[Extracted records]
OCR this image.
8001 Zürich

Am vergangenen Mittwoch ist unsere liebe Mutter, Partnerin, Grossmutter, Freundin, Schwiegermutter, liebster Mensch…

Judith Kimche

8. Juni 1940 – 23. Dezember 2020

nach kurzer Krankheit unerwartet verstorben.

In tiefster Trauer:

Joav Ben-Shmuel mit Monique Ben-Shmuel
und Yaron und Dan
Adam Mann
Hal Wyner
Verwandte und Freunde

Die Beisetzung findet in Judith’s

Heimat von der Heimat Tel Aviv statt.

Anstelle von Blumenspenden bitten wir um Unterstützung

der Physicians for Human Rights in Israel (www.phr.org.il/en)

> Task:
Print all of the data exactly as it was given.

> Answer to the problem:
OCR this image.
8001 Zürich

Am vergangenen Mittwoch ist unsere liebe Mutter, Partnerin, Grossmutter, Freundin, Schwiegermutter, liebster Mensch…

Judith Kimche

8. Juni 1940 – 23. Dezember 2020

nach kurzer Krankheit unerwartet verstorben.

In tiefster Trauer:

Joav Ben-Shmuel mit Monique Ben-Shmuel
und Yaron und Dan
Adam Mann
Hal Wyner
Verwandte und Freunde

Die Beisetzung findet in Judith’s

Heimat von der Heimat Tel Aviv statt.

Anstelle von Blumenspenden bitten wir um Unterstützung

der Physicians for Human Rights in Israel (www.phr.org.il/en)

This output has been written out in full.